留个纪念,记录下解决问题的思路
因为后来翻issue发现官方把问题都修复了(早知道我也去提了 :)

有下列问题的,拉一下最新代码就行了吧,除了【未解决】的那个还卡着。


π0 github地址
在做:π0基于自己的数据集微调 Fine-Tuning Base Models on Your Own Data 的时候遇到各种报错,记录一下。

推荐教程:π0的微调——如何基于各种开源数据集、以及私有数据集微调通用VLA π0(含我司七月的微调实践及在机械臂上的部署)


【未解决】XLA_PYTHON_CLIENT_MEM_FRACTION=0.9 uv run scripts/train.py pi0_fast_libero --exp-name=my_experiment --overwrite 卡在 Restoring checkpoint from /home/xxx/.cache/openpi/openpi-assets/checkpoints/pi0_fast_base/params

卡在 Restoring checkpoint from /home/xxx/.cache/openpi/openpi-assets/checkpoints/pi0_fast_base/params 就直接结束了,
还不知道怎么解决,等万能的网友回复 : )
在这里插入图片描述

执行代码如下:

git clone https://github.com/Physical-Intelligence/openpi.git
git submodule update --init --recursive
GIT_LFS_SKIP_SMUDGE=1 uv sync
GIT_LFS_SKIP_SMUDGE=1 uv pip install -e .

数据集中的条目:
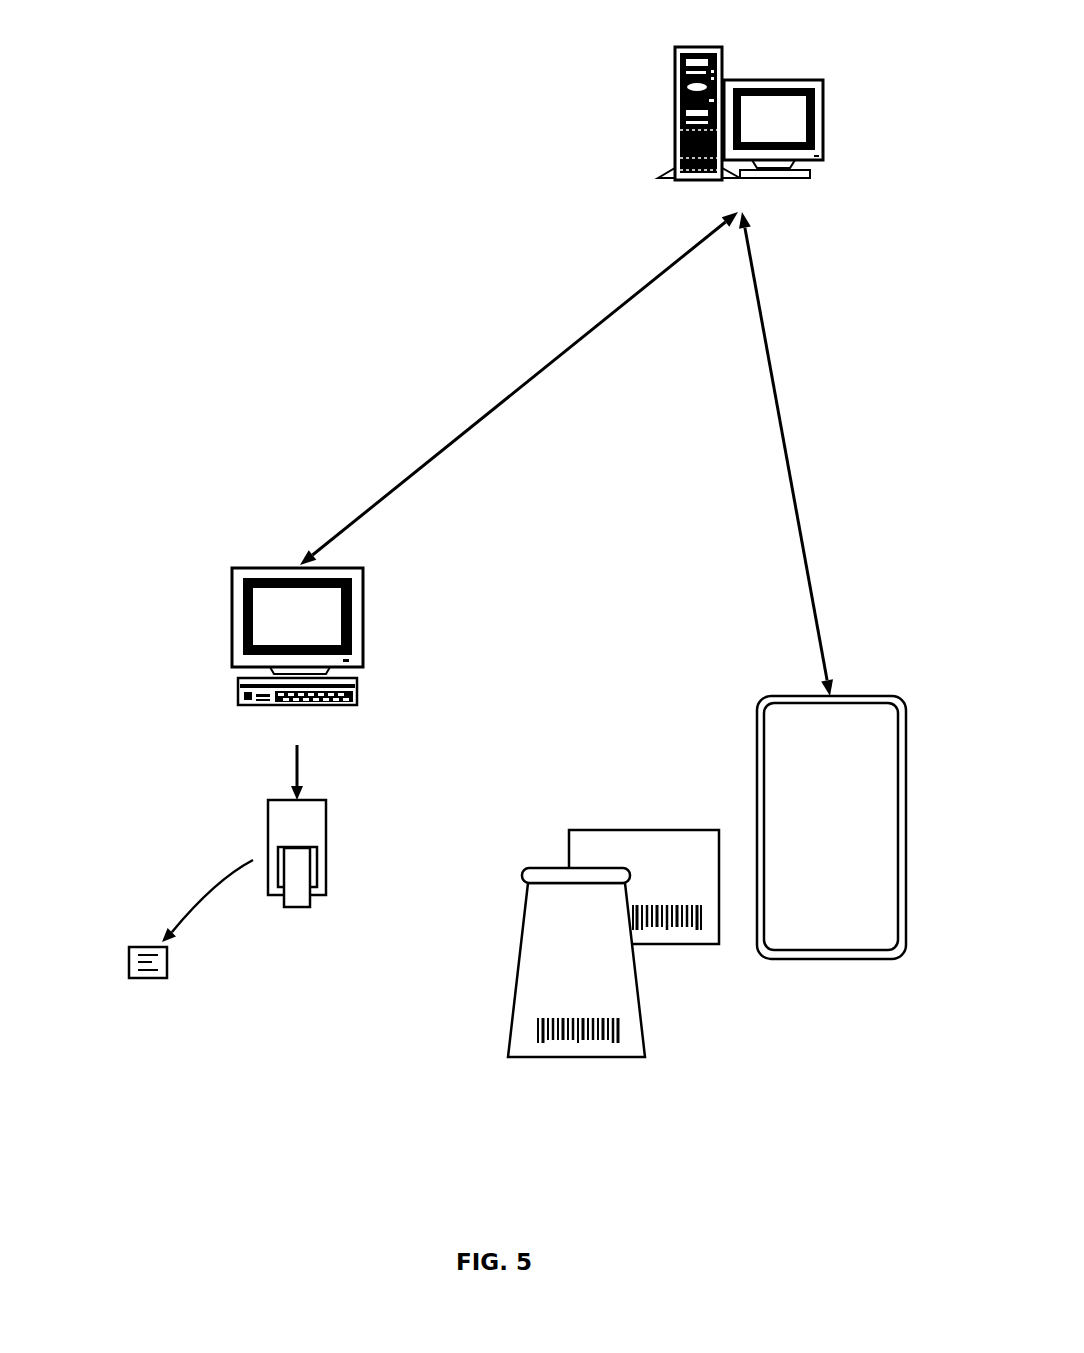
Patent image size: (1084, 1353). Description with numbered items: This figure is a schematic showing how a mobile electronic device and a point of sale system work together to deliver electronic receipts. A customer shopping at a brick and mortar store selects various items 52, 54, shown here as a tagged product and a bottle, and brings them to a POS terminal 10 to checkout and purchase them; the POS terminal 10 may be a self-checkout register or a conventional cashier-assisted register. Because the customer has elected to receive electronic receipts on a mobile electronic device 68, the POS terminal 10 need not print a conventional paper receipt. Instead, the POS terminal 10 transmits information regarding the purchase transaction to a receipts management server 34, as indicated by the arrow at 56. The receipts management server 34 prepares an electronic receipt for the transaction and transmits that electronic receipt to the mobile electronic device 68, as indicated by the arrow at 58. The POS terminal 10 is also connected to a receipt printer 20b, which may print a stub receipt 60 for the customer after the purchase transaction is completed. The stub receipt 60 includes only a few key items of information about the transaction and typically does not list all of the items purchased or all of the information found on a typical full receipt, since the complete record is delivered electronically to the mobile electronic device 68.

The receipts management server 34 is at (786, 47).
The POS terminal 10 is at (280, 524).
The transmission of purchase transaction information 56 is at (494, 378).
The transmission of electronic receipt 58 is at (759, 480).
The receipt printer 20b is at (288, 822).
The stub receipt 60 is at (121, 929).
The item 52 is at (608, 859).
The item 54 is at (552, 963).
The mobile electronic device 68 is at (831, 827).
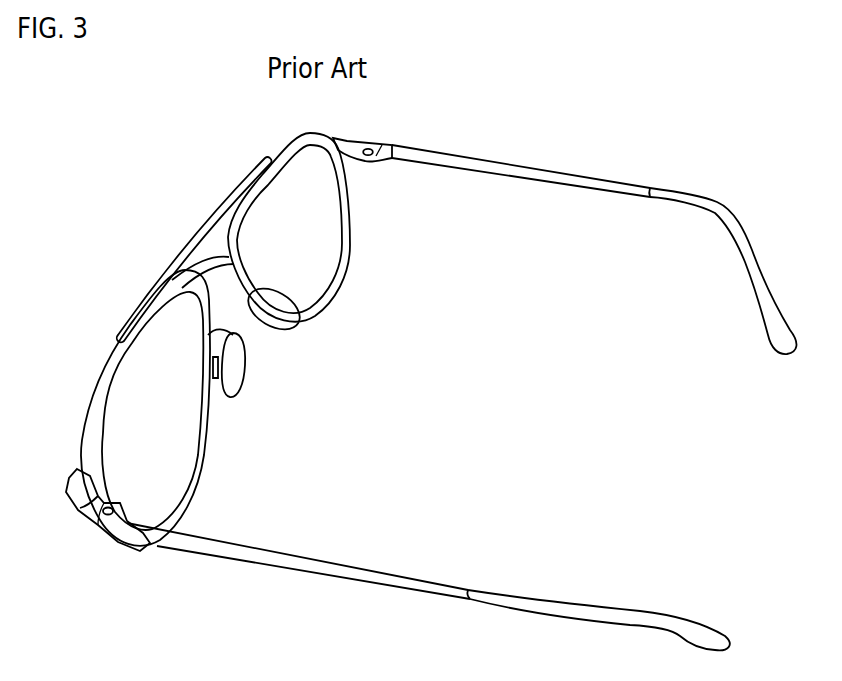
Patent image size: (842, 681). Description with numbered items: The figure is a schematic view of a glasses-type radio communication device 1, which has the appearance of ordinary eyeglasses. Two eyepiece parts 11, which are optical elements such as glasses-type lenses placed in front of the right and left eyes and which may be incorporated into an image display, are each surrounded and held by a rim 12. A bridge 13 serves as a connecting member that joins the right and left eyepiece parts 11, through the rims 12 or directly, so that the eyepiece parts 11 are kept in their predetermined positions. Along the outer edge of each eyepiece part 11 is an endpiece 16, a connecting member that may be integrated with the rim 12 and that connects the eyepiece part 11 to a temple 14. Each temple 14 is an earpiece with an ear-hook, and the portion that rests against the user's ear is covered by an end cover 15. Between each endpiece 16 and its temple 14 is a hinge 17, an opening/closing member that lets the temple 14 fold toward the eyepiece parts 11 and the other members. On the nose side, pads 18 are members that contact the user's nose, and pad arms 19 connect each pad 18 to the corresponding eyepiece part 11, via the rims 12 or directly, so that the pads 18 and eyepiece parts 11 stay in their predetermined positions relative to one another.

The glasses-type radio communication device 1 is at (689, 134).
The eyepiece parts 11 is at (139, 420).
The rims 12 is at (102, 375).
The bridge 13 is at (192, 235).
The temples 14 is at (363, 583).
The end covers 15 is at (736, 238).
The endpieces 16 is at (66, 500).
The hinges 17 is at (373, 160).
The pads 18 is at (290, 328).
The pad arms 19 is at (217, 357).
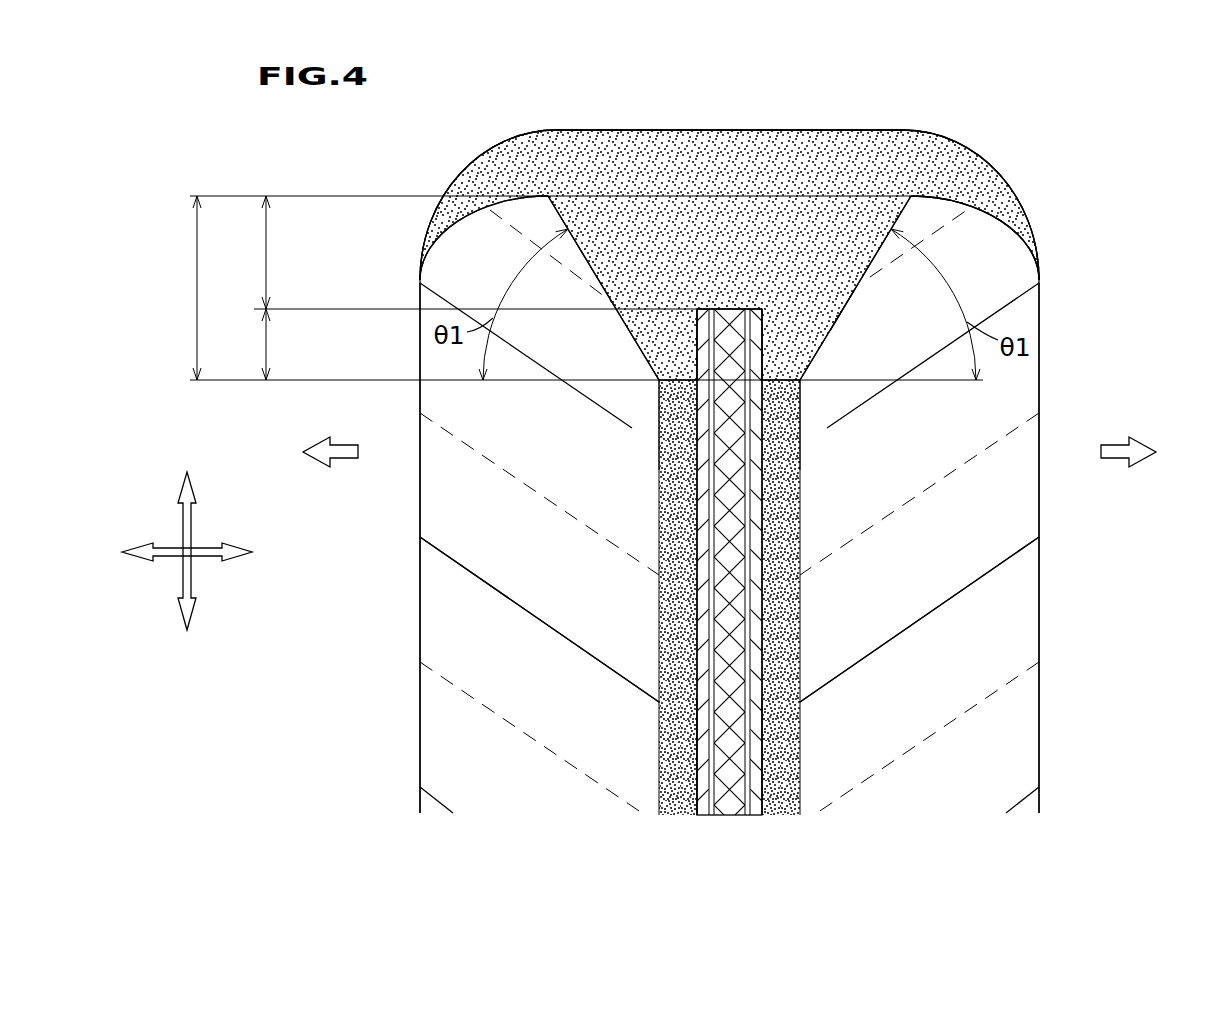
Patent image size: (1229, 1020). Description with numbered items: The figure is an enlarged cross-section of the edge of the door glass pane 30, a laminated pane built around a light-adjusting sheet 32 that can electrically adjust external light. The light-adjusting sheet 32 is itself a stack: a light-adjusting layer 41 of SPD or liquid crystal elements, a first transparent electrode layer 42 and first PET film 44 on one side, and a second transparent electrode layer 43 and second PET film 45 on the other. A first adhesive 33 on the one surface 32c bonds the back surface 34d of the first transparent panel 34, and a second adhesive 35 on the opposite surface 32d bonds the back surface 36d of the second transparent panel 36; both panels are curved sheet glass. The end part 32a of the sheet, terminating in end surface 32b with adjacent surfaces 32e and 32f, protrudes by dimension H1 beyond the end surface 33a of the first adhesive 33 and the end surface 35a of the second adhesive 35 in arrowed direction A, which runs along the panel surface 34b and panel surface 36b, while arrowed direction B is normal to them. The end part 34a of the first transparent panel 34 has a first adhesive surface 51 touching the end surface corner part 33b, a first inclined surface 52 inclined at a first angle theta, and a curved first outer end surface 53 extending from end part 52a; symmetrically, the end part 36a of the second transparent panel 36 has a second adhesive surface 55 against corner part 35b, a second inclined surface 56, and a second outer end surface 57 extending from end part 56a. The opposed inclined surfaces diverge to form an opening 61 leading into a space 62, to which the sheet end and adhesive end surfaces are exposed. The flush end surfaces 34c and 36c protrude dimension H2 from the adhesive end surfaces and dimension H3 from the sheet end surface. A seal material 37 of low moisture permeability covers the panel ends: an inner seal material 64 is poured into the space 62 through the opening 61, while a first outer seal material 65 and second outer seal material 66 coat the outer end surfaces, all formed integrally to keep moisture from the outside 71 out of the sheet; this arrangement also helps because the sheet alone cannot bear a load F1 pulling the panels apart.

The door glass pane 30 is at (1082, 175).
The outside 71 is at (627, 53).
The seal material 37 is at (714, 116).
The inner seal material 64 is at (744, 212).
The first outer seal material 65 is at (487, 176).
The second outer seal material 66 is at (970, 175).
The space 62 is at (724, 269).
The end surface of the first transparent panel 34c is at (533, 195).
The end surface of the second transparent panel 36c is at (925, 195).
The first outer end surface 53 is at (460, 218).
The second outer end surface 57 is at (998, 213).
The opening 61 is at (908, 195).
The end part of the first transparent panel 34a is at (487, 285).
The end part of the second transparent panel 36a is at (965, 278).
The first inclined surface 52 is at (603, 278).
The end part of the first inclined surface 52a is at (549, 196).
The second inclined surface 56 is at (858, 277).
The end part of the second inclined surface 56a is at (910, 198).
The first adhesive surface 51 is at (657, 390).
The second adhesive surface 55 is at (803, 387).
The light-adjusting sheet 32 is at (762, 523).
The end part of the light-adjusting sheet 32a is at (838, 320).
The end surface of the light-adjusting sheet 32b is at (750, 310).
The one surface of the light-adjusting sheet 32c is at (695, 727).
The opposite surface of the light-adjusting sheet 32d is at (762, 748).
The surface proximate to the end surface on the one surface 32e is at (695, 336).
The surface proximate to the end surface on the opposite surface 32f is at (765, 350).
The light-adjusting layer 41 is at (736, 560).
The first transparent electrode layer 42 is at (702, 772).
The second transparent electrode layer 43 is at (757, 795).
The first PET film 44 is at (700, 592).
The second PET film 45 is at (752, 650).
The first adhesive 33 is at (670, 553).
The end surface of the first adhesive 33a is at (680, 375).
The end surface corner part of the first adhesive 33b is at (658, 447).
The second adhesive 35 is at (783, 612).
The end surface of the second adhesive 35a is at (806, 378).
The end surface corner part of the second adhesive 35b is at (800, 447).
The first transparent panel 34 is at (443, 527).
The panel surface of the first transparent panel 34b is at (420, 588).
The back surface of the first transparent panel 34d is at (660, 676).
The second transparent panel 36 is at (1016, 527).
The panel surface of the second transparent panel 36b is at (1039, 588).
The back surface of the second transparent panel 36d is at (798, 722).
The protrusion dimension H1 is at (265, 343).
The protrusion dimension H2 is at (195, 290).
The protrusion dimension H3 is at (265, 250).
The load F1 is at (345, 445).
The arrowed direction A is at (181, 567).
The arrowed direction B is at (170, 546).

#### 待办事项:
[1] 请根据上方正文回答:
(a) 作者认为遇到所列问题的人应当怎么做?
(b) 标为【未解决】的命令中,train.py 后面使用的配置名称是什么?
(c) 执行代码中,git clone 的仓库地址是什么?
[2] 请照录上方正文中的一段:以含有"推荐教程:π0的微调——如何"的文字开头,以"还不知道怎么解决,等万能的网友回复 : )"结尾。

#### 最终答案:
[1]
(a) 拉一下最新代码即可,标为【未解决】的那个问题除外。
(b) pi0_fast_libero
(c) https://github.com/Physical-Intelligence/openpi.git

[2]
推荐教程:π0的微调——如何基于各种开源数据集、以及私有数据集微调通用VLA π0(含我司七月的微调实践及在机械臂上的部署)


【未解决】XLA_PYTHON_CLIENT_MEM_FRACTION=0.9 uv run scripts/train.py pi0_fast_libero --exp-name=my_experiment --overwrite 卡在 Restoring checkpoint from /home/xxx/.cache/openpi/openpi-assets/checkpoints/pi0_fast_base/params

卡在 Restoring checkpoint from /home/xxx/.cache/openpi/openpi-assets/checkpoints/pi0_fast_base/params 就直接结束了,
还不知道怎么解决,等万能的网友回复 : )